*Set problem:* Lines containing the string "Karakteristik" are to be collected in full.

══ Data provided ══

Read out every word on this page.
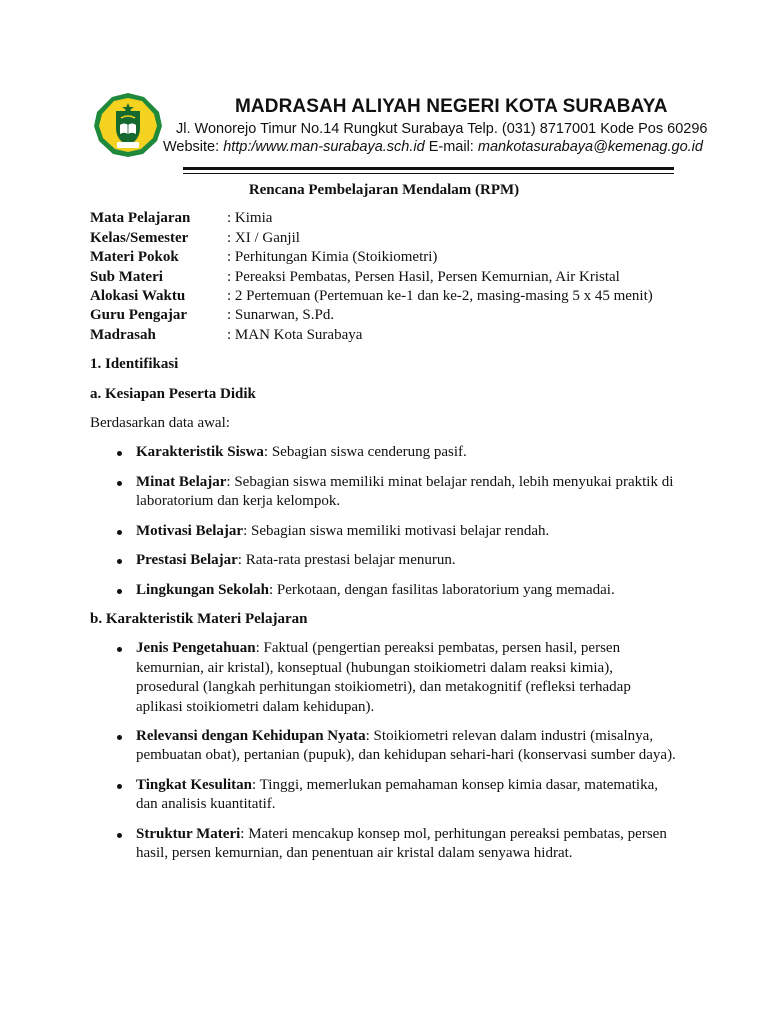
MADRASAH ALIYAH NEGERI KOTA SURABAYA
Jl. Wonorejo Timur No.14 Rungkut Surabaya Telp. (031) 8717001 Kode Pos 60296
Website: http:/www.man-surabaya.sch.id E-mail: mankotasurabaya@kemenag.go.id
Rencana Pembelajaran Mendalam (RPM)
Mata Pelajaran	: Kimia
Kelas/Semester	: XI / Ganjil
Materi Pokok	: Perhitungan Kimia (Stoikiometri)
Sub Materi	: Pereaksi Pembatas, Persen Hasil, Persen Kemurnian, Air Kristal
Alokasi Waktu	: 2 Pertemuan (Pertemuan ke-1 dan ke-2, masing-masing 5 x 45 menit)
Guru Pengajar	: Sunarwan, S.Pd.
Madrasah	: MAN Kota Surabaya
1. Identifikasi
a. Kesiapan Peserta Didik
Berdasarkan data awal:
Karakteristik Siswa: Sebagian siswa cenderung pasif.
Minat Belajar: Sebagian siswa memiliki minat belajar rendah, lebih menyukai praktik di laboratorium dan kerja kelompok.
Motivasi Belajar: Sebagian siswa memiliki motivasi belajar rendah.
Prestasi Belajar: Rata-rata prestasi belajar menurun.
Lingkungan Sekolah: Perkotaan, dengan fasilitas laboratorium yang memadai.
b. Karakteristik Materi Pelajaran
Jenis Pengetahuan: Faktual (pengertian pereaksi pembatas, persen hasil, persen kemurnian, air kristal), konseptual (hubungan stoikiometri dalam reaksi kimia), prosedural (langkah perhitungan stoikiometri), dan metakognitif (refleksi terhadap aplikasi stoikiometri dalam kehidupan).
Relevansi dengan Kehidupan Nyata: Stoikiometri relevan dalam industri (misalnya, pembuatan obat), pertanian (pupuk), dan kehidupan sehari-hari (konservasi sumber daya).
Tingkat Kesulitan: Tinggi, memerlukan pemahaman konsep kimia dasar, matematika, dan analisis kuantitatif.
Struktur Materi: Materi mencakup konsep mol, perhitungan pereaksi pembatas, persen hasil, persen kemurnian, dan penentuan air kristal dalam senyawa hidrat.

═══

*The response:*
Karakteristik Siswa: Sebagian siswa cenderung pasif.
b. Karakteristik Materi Pelajaran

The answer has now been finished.